_Fragmento de página_
----

Amazon ha presentado ante la Comisión Federal de Comunicaciones de Estados Unidos (FCC) una solicitud para desplegar una nueva constelación de 5.105 satélites destinada a ofrecer conectividad satelital directa a dispositivos móviles a partir de 2028. El proyecto, conocido como Amazon Leo, contempla servicios de voz, mensajería, datos y comunicaciones de emergencia, según informó la compañía en su presentación del pasado sábado.
La nueva red, que casi duplicará el tamaño de la constelación inicial de Kuiper —actualmente compuesta por unos 3.200 satélites—, aprovechará el espectro radioeléctrico de Globalstar, cuya adquisición por parte de Amazon se cerró el pasado mes de abril por alrededor de 11.570 millones de dólares. Esta operación incluyó el contrato que Globalstar mantiene con Apple para proporcionar servicios satelitales de emergencia en los iPhone y otros dispositivos del ecosistema.
De acuerdo con el medio especializado Advanced Television, la solicitud ante la FCC también incluye una petición para utilizar espectro asignado a la red de satélites Iridium fuera de Estados Unidos, un movimiento llamativo dado que Rocket Lab se encuentra en pleno proceso de adquisición de Iridium con planes de expansión propios.
El objetivo declarado por Amazon es que esta constelación complemente los servicios de banda ancha que la empresa ya planea ofrecer mediante la plataforma Leo. Entre los usos previstos figuran la respuesta ante catástrofes naturales y la mensajería de emergencia, además del servicio al consumidor general. La compañía asegura que los satélites procesarán las señales directamente en órbita antes de retransmitirlas, lo que, según la empresa, mejorará el rendimiento del servicio.
La solicitud llega en un momento de intensificación de la competencia en el segmento de conectividad satelital directa a dispositivos. SpaceX, a través de su constelación Starlink, domina actualmente tanto el mercado de internet satelital como el de servicios satelitales para móviles. Según sus documentos de salida a bolsa, SpaceX destinará 20.000 millones de dólares a comprar espectro a EchoStar para construir su propia constelación móvil.
No obstante, persisten dudas sobre la demanda real de estos servicios. El director ejecutivo de T-Mobile, operador que ofrece conectividad satelital a través de los satélites de SpaceX, reconoció en mayo que el interés de los consumidores es todavía muy bajo. "Si observamos nuestros datos de mayo, el uso satelital representa el 0,0002% del uso total de nuestra red. Eso son tres ceros", declaró Srini Gopalan en una conferencia, añadiendo que el uso se concentra principalmente en parques nacionales y zonas remotas. La mayoría de las conexiones satelitales a dispositivos móviles actuales ofrecen ancho de banda limitado, apto solo para mensajes de texto o situaciones de emergencia.

----

_Datos proporcionados_

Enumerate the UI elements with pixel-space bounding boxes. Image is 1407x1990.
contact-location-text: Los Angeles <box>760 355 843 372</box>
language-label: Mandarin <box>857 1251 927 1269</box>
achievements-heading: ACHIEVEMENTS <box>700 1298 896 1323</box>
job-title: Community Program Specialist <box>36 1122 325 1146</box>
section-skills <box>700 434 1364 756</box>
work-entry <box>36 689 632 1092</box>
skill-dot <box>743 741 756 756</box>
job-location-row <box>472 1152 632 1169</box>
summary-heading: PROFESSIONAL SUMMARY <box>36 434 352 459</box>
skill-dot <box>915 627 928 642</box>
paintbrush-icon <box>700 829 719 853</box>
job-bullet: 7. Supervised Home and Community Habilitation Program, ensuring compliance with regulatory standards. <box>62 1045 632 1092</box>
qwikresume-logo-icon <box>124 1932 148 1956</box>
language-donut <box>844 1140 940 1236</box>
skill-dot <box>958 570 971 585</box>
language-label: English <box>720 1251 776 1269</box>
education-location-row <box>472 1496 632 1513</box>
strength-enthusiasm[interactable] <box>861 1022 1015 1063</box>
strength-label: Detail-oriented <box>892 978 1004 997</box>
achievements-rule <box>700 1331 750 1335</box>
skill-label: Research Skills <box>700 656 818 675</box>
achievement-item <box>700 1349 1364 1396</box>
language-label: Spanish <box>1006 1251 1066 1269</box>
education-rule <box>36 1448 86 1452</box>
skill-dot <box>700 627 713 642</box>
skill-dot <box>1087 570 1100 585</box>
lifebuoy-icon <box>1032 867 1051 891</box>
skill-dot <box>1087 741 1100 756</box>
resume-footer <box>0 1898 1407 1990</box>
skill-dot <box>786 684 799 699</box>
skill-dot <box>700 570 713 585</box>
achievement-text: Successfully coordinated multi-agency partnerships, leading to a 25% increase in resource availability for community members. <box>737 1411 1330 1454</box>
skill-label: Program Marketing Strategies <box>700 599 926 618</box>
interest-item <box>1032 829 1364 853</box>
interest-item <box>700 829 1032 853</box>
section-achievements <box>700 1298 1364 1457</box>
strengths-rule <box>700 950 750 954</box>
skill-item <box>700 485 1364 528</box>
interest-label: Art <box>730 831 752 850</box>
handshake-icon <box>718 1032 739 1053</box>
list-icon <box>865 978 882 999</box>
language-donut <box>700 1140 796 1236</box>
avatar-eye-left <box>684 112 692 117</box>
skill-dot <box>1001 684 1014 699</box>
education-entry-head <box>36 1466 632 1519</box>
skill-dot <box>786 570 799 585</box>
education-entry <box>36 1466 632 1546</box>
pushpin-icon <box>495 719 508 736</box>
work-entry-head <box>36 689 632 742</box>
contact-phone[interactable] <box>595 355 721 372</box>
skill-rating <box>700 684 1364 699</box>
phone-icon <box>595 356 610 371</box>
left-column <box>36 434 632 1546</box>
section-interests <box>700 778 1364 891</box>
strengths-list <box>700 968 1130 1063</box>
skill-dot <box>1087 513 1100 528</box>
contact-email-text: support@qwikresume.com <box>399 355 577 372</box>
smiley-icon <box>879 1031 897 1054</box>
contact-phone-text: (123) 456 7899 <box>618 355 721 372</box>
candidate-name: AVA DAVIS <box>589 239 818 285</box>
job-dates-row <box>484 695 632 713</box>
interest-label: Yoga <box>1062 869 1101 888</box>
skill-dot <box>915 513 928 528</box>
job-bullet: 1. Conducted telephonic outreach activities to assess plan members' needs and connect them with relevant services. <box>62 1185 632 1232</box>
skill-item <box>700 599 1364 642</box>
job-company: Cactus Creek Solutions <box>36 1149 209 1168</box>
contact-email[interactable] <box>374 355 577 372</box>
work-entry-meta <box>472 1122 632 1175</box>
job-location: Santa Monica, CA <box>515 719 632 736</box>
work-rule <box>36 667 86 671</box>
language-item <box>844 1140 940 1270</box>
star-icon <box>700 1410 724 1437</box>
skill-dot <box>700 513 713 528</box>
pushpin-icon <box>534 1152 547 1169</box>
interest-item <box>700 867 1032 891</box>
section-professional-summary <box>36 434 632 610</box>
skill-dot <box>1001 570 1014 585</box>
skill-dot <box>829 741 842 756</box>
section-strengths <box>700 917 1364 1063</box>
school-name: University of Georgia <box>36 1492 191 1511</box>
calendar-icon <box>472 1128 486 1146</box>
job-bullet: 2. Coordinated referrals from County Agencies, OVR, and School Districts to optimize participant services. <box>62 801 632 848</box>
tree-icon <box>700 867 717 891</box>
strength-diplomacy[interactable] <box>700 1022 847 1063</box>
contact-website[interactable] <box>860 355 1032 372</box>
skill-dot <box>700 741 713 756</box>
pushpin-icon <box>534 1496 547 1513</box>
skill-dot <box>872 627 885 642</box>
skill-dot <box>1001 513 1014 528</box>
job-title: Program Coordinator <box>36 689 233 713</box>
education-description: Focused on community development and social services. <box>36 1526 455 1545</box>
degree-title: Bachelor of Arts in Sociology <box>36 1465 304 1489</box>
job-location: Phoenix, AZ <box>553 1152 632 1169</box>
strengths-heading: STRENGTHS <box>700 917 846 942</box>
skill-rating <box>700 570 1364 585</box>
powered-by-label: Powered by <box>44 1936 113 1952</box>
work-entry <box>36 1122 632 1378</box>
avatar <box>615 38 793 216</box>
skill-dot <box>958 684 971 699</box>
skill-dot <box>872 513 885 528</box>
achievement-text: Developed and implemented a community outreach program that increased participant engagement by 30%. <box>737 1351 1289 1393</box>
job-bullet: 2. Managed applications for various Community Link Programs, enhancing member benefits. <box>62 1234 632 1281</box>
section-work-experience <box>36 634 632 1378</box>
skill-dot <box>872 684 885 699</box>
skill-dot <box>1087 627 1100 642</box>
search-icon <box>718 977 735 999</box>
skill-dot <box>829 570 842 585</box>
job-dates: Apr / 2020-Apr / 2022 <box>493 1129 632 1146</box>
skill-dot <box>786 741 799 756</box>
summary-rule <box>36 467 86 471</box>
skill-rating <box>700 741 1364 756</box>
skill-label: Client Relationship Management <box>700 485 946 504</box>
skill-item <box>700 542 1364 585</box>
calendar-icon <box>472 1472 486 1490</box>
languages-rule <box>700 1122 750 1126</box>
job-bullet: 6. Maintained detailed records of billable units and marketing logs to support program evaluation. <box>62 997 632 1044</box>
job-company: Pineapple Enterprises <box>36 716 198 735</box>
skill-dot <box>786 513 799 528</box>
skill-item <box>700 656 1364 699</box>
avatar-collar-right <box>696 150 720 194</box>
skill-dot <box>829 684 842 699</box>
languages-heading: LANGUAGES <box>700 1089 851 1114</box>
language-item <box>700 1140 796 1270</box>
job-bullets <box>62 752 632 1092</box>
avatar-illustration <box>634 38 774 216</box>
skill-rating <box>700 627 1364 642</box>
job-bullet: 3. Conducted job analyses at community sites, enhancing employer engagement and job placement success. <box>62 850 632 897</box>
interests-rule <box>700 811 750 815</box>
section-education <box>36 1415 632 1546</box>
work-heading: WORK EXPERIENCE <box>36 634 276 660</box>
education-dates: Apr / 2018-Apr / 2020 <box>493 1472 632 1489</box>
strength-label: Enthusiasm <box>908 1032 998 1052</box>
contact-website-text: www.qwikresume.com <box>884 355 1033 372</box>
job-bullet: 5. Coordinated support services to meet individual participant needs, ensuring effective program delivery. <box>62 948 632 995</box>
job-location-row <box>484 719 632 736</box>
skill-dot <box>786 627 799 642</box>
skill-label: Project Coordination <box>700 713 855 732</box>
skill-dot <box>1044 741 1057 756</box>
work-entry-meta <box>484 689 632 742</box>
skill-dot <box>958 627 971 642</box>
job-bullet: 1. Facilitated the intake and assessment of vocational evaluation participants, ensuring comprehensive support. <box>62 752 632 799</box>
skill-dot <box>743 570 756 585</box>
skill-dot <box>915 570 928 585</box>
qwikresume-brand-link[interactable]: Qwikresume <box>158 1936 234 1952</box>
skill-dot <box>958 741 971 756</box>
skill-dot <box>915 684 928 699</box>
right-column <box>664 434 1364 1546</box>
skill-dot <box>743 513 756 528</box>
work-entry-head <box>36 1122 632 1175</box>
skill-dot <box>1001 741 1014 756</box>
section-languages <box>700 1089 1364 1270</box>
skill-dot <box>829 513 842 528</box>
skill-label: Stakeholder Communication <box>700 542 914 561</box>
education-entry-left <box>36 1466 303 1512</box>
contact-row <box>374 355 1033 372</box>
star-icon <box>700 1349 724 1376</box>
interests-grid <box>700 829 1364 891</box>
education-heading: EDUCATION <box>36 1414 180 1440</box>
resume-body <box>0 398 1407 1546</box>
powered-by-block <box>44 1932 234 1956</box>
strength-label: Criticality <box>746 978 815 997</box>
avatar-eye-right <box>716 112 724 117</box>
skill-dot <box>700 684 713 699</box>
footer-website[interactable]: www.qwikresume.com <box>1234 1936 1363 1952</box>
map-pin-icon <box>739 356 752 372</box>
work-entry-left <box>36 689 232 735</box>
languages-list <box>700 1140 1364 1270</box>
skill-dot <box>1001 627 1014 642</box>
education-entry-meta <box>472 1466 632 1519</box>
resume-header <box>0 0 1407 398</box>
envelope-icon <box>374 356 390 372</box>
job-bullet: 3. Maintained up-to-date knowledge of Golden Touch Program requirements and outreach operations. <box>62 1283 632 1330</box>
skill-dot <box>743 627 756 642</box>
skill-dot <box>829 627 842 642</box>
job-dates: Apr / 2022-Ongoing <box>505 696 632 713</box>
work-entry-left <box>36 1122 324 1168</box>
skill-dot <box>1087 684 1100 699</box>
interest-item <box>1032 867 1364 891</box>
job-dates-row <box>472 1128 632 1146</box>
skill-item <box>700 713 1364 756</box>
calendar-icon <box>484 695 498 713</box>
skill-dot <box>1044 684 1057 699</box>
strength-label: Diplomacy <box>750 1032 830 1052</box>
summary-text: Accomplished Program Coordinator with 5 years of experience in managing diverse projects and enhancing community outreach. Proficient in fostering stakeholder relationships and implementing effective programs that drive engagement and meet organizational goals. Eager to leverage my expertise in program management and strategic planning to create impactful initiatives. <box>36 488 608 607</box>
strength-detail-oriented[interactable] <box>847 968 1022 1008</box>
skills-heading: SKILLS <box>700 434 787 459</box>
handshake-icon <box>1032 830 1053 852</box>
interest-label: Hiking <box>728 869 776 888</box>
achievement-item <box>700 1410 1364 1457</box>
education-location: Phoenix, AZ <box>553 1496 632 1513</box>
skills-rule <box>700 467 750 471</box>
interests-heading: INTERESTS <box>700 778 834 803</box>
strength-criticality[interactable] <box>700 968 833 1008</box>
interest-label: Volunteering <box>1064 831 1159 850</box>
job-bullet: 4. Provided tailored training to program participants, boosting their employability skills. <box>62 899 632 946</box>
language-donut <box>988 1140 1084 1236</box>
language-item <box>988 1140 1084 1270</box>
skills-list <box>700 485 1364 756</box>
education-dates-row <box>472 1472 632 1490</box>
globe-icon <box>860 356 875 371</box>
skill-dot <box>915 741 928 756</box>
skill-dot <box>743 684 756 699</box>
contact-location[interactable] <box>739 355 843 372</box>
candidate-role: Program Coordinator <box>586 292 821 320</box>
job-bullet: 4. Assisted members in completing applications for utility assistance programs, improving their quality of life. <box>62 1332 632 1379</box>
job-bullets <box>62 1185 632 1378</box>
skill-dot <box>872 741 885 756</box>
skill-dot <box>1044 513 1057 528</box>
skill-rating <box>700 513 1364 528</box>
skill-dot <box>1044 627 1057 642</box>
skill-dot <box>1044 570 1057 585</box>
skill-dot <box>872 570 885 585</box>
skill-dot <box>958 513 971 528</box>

----

Continúe la noticia sobre la nueva constelación de satélites de Amazon a partir de su última oración.

Amazon enfrenta además un desafío logístico importante: no dispone de una flota propia de cohetes. La empresa confiaba en Blue Origin, la compañía espacial fundada por Jeff Bezos, para lanzar sus satélites. Sin embargo, el cohete New Glenn acumula retrasos y permanece inmovilizado desde que una anomalía destruyera su plataforma de lanzamiento en mayo de este año. Amazon se ha visto obligada a solicitar una prórroga del plazo impuesto por su licencia de la FCC para completar el despliegue de su red inicial.
Mientras tanto, la ventaja competitiva de SpaceX es evidente, pero Amazon cuenta con un respaldo financiero considerable. La compañía disponía de 255.000 millones de dólares en activos corrientes a finales de abril, lo que le permite seguir invirtiendo en su red de satélites, mientras que las necesidades de capital de SpaceX, inmersa en su proceso de salida a bolsa, parecen más acuciantes, según destaca la información publicada por TechCrunch.
Hasta la fecha, Amazon ha logrado lanzar algo más de 375 satélites de su constelación Kuiper original, según datos de la propia empresa referidos al pasado 2 de julio. El cronograma para la nueva constelación de 5.105 satélites marca el año 2028 como fecha de inicio del despliegue, aunque todo queda condicionado a la aprobación regulatoría por parte de la FCC.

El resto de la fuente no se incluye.